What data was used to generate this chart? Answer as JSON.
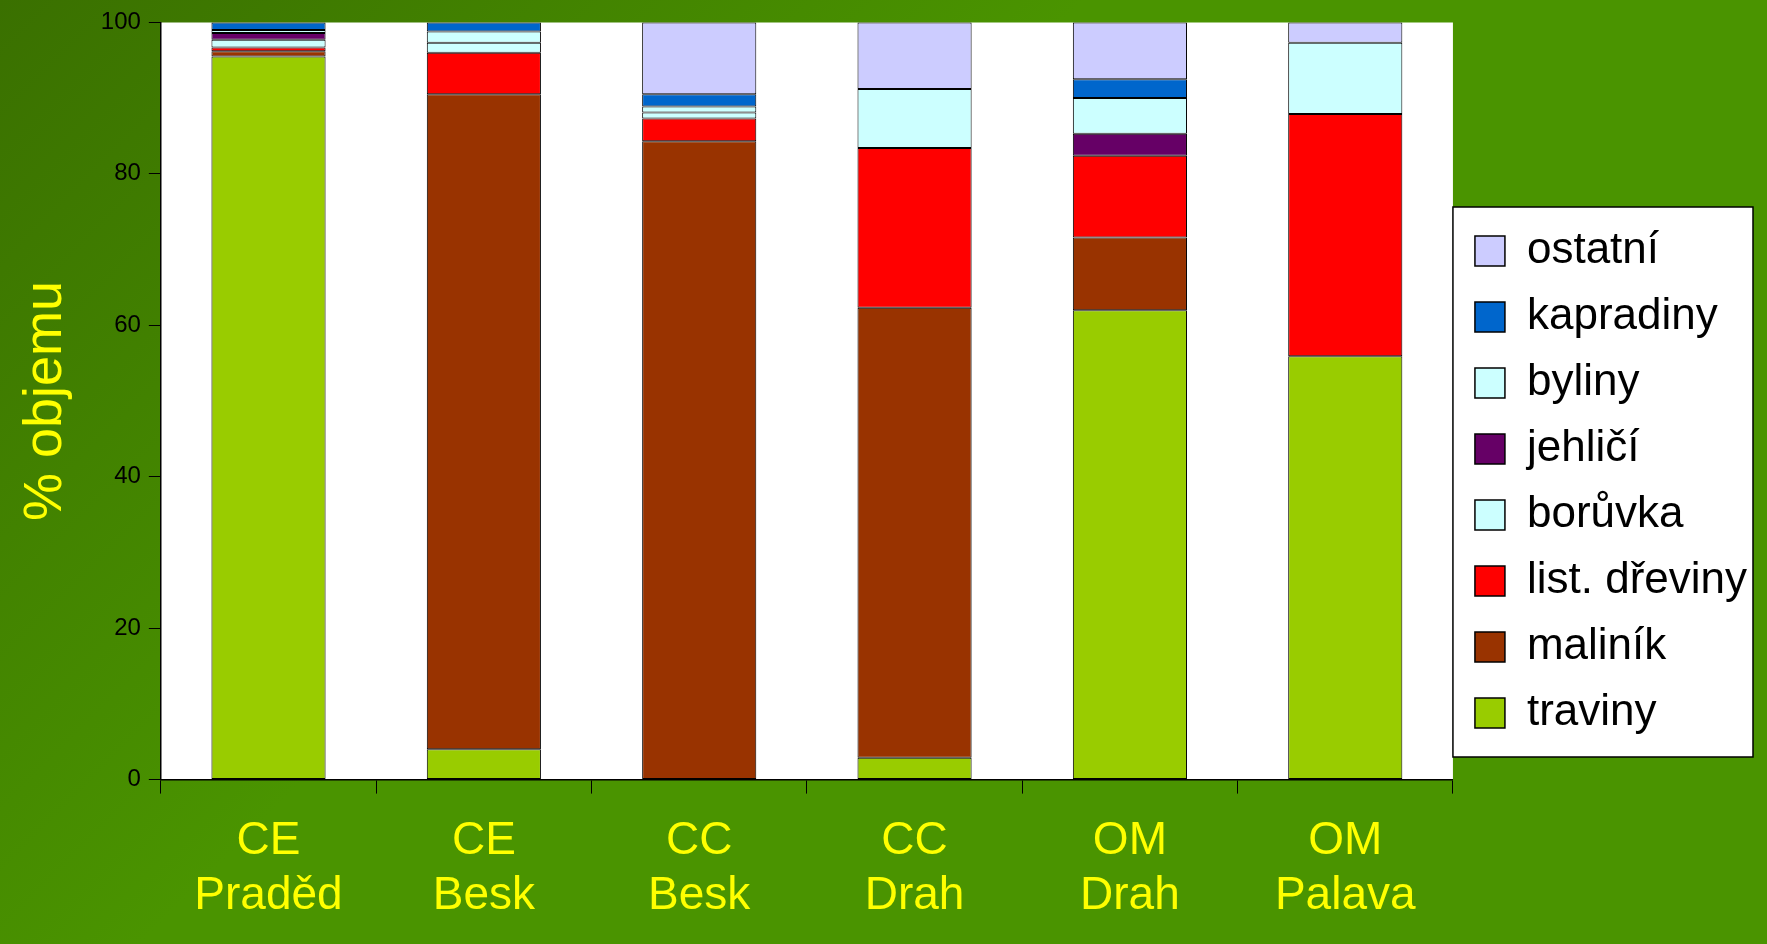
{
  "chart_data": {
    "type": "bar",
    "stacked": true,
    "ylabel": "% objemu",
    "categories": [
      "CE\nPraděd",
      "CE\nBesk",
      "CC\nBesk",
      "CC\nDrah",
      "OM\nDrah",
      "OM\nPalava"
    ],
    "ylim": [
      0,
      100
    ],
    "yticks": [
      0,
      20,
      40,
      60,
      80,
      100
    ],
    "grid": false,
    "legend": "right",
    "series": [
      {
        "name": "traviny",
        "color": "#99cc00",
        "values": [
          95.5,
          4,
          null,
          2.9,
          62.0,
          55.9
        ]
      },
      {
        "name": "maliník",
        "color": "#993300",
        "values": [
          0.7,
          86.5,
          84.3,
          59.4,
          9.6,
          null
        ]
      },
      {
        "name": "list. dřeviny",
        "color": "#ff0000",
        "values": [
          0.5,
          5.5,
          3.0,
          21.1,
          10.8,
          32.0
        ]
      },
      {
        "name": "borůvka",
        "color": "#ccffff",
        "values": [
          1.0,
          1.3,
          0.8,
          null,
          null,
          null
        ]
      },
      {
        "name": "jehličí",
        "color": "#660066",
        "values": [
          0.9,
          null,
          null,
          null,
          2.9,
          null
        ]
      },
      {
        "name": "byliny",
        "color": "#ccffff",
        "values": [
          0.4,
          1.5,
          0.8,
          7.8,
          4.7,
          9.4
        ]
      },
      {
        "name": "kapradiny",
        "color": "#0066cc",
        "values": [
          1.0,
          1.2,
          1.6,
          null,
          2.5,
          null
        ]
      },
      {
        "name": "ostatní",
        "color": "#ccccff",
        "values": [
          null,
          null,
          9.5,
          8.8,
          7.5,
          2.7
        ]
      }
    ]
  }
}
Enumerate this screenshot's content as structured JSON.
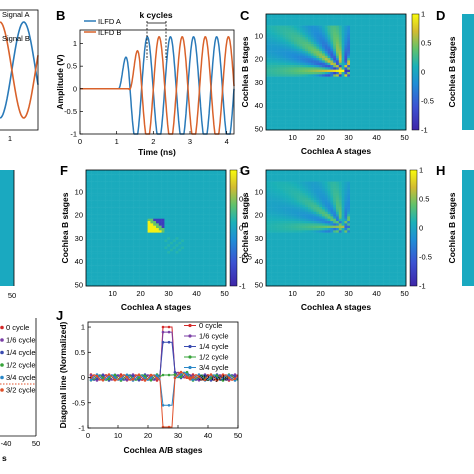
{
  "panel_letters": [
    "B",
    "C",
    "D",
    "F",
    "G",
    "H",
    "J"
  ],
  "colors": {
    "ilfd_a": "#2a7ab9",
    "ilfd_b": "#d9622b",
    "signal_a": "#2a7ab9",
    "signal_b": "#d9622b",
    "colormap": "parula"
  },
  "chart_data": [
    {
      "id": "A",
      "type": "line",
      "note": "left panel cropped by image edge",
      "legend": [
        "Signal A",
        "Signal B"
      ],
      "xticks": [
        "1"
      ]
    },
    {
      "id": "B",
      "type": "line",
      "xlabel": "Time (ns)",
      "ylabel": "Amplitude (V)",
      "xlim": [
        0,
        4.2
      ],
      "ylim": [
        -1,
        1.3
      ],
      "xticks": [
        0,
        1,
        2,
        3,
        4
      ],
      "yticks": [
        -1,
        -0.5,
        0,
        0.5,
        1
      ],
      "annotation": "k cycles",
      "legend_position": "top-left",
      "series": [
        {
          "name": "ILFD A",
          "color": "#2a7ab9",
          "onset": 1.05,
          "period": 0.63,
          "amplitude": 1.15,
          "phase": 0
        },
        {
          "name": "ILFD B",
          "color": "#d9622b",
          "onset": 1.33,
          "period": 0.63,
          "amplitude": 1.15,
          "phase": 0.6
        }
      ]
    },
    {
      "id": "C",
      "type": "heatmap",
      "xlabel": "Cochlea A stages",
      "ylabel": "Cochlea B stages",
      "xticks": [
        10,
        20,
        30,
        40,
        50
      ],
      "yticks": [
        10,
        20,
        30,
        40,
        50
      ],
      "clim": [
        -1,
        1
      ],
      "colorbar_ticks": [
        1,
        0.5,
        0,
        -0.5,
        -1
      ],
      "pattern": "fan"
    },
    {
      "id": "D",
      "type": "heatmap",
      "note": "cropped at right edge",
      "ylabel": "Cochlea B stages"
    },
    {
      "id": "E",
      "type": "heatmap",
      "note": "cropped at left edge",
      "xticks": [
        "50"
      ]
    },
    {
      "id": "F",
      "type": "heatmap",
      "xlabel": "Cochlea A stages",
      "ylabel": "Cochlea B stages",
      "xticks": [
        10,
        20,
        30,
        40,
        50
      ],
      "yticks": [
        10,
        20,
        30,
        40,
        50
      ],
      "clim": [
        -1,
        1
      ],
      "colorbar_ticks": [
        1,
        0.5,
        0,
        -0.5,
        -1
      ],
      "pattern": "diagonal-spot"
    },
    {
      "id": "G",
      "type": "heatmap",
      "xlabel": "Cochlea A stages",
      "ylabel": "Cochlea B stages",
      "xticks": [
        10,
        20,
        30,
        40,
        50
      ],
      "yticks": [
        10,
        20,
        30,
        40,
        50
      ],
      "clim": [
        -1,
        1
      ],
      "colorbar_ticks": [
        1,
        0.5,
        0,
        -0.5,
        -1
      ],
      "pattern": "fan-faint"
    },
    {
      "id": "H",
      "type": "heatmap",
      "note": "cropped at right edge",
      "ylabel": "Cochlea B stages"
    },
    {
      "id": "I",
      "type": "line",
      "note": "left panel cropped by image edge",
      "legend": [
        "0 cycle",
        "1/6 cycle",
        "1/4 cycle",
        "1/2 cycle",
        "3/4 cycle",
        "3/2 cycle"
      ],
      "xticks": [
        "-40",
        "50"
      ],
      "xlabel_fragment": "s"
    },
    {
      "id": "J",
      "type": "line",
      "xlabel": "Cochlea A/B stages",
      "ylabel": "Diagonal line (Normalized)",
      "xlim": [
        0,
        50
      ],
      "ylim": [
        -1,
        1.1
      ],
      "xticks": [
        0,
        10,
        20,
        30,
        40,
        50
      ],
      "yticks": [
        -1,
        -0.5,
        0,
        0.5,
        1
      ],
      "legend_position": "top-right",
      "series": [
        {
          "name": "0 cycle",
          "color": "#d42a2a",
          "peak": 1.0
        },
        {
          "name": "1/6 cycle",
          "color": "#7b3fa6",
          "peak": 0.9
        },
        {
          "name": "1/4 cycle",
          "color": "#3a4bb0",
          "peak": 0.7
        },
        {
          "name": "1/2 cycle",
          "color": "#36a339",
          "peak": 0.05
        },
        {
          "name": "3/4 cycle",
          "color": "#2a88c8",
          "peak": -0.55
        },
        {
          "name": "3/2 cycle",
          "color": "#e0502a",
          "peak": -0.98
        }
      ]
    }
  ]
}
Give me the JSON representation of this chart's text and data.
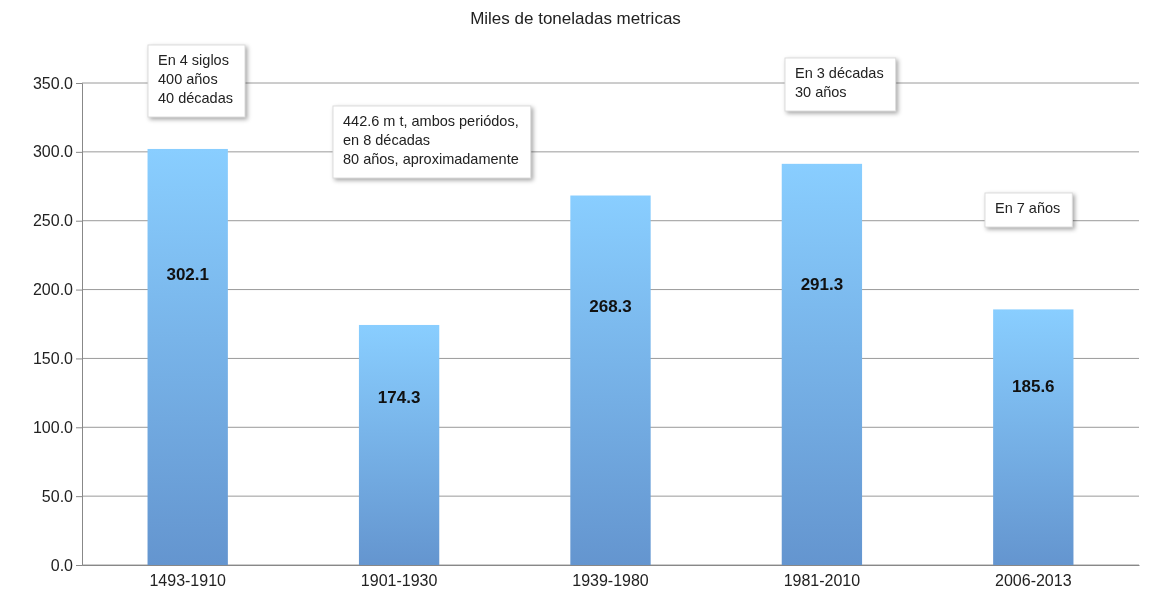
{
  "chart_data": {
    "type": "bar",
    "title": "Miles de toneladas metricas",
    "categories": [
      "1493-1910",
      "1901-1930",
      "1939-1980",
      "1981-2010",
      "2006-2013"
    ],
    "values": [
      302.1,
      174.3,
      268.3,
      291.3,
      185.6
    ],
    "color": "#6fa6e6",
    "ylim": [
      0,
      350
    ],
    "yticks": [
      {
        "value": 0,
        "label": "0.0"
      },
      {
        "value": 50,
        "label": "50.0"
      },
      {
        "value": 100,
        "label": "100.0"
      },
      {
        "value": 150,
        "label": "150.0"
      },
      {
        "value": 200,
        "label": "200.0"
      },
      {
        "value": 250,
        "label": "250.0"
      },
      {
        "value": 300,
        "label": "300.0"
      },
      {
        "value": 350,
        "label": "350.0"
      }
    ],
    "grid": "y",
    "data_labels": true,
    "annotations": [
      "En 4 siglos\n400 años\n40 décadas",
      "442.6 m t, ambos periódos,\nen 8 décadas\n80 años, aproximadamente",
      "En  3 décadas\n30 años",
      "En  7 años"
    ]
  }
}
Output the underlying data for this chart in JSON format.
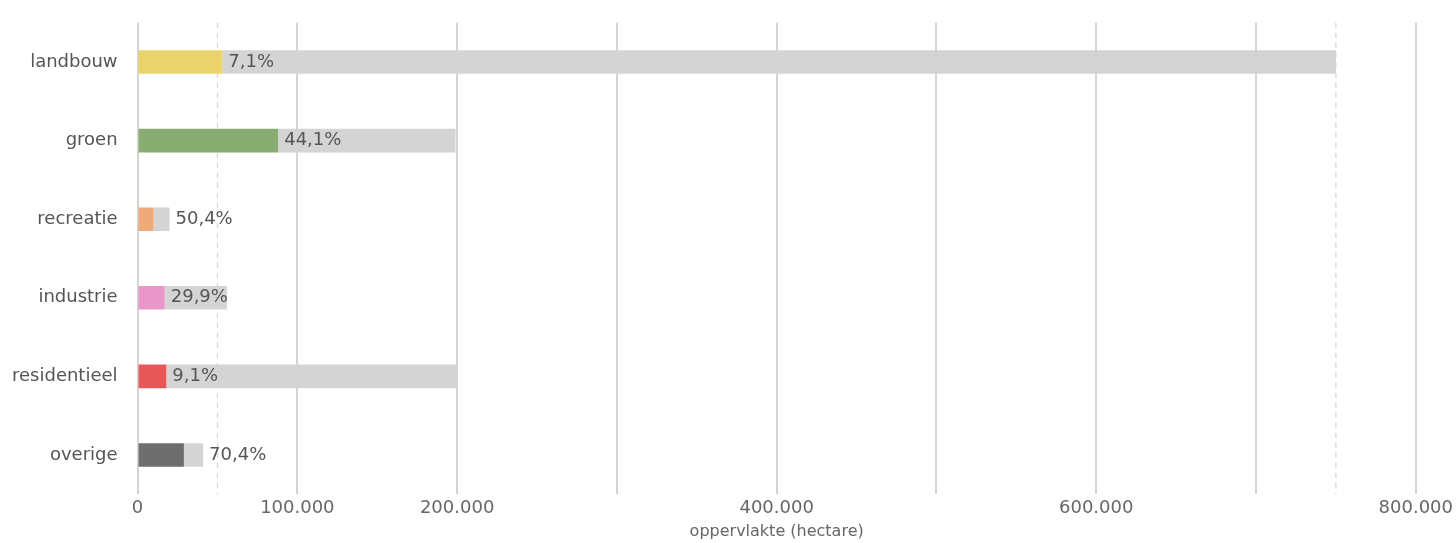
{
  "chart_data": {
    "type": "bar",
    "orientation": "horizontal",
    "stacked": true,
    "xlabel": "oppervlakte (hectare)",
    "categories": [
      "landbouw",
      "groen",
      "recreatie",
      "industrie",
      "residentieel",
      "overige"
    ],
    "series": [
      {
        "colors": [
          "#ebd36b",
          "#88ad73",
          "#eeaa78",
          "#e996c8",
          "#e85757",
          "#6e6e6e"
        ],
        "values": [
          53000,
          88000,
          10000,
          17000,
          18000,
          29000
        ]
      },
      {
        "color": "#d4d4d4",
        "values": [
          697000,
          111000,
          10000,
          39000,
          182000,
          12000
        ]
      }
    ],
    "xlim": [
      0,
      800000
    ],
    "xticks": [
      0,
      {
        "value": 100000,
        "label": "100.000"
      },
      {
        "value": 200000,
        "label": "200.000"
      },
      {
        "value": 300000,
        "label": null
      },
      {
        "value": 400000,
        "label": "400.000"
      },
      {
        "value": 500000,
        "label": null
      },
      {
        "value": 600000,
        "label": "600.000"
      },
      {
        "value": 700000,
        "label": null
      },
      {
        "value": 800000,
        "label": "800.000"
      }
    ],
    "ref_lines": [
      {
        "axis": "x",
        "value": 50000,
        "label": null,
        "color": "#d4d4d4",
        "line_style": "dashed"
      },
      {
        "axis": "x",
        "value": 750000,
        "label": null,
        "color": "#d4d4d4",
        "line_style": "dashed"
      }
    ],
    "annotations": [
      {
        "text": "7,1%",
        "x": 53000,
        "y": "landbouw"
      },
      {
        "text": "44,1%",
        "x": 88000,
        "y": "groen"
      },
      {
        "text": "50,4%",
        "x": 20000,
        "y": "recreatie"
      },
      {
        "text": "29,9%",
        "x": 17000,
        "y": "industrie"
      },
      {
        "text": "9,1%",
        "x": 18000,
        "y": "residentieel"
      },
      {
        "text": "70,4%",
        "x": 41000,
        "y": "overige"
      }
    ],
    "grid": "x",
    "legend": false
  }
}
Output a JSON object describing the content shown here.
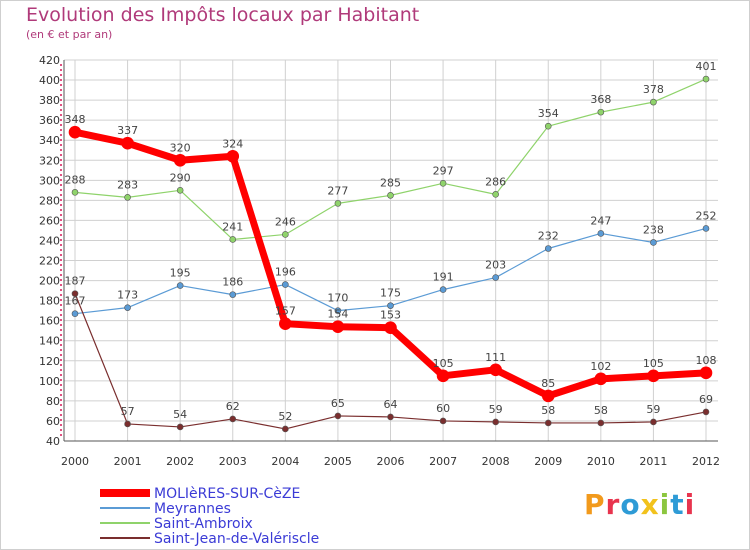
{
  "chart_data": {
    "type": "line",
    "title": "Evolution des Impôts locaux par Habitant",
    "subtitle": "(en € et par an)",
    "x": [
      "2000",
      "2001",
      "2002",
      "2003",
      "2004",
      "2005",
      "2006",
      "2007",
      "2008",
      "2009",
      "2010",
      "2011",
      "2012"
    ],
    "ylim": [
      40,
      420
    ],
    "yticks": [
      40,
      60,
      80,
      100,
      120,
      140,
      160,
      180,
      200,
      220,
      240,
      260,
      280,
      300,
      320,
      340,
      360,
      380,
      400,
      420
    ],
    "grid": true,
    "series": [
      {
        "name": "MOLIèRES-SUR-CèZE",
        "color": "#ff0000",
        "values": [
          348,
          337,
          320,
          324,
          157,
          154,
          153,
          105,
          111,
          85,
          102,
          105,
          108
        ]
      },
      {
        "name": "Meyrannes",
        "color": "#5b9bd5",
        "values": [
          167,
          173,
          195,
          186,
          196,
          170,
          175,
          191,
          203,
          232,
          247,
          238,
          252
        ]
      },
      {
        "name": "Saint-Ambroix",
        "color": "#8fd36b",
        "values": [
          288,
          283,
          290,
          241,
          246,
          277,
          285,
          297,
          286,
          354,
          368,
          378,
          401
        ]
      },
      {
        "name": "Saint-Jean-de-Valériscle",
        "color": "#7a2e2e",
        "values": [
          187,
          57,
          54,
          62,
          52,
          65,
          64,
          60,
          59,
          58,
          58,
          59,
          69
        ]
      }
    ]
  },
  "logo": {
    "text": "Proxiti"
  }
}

# [Given problem]
Show every line above in which the word "peak" occurs.

# [Solution]
          "peak": 1.0
          "peak": 0.9
          "peak": 0.7
          "peak": 0.05
          "peak": -0.55
          "peak": -0.98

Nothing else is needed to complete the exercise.